取り組む課題: 以下の釣りのライセンス制についての文章に出てくる船の種類をすべて挙げなさい。

課題文:
##############################
釣りのライセンス制を望む

田ノ浦漁港/和歌山市
釣りという趣味は実に幅広く、クルーザーでカジキを釣るトローリングから、淡水の狭い水路で極小の針を使うタナゴ釣りまで、多種多様です。

遊漁船やプレジャーボートからの船釣りは、すでに魚種によっては釣獲量に規制を設けつつあり、船舶の管理に紐づける形がとれることから、管理の仕組み作りに進むことも想像できます。

ここで考えるのは、もっと身近な、いわゆる"陸っぱり"の遊漁についてです。

なんでもオカミが規制するという発想は、そもそも民主主義とは相いれないように思うので、私個人としては好みません。

しかしながら、釣り人を公共水面(港湾施設等)から締め出す動きが進む現状を見れば、健全なリクリエーションとしての"釣り"を守る方策が必要になっていると、考えざるを得ません。

そもそも、自由に釣りのできた場所から釣り人を締め出すことになった理由は何か。
##############################
(データセットの行)
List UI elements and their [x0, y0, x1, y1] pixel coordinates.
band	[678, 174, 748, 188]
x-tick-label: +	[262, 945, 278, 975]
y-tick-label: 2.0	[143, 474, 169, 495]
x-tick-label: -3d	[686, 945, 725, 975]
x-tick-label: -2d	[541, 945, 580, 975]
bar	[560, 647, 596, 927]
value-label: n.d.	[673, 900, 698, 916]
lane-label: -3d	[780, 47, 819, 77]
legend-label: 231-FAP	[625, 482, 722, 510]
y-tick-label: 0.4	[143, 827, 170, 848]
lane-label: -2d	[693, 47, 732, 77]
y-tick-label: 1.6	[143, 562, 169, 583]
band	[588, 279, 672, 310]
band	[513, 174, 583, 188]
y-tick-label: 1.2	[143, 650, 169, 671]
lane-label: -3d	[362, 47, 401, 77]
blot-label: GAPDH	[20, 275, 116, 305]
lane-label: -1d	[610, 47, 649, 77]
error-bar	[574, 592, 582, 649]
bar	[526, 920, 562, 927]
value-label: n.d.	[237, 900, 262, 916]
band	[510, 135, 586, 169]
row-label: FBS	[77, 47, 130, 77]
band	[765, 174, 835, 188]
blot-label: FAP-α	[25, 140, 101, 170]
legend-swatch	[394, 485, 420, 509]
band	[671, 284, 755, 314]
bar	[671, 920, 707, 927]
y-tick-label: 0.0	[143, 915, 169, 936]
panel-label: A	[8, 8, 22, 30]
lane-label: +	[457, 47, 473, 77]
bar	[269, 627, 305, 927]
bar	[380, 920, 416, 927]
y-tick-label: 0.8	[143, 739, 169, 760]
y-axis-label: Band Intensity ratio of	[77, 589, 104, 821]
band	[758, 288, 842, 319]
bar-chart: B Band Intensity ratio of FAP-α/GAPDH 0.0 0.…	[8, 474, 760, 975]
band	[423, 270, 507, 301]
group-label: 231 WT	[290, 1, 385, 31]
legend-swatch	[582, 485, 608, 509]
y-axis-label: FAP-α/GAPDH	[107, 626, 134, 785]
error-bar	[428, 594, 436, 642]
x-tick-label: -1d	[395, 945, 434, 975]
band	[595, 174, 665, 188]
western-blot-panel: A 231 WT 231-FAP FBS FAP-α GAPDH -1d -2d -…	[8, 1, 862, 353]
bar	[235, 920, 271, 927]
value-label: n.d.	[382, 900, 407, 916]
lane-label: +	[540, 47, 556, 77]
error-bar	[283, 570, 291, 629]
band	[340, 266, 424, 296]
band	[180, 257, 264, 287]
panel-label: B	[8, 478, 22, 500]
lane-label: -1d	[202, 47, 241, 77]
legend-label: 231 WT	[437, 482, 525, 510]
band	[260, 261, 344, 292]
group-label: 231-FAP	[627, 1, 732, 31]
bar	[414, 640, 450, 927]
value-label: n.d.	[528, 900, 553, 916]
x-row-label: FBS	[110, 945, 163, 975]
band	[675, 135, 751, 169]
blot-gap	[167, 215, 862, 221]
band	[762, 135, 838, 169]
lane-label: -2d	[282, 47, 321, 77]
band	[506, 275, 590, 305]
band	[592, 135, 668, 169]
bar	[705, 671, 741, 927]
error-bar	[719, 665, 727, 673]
##############################
完全な解答: クルーザー、遊漁船、プレジャーボート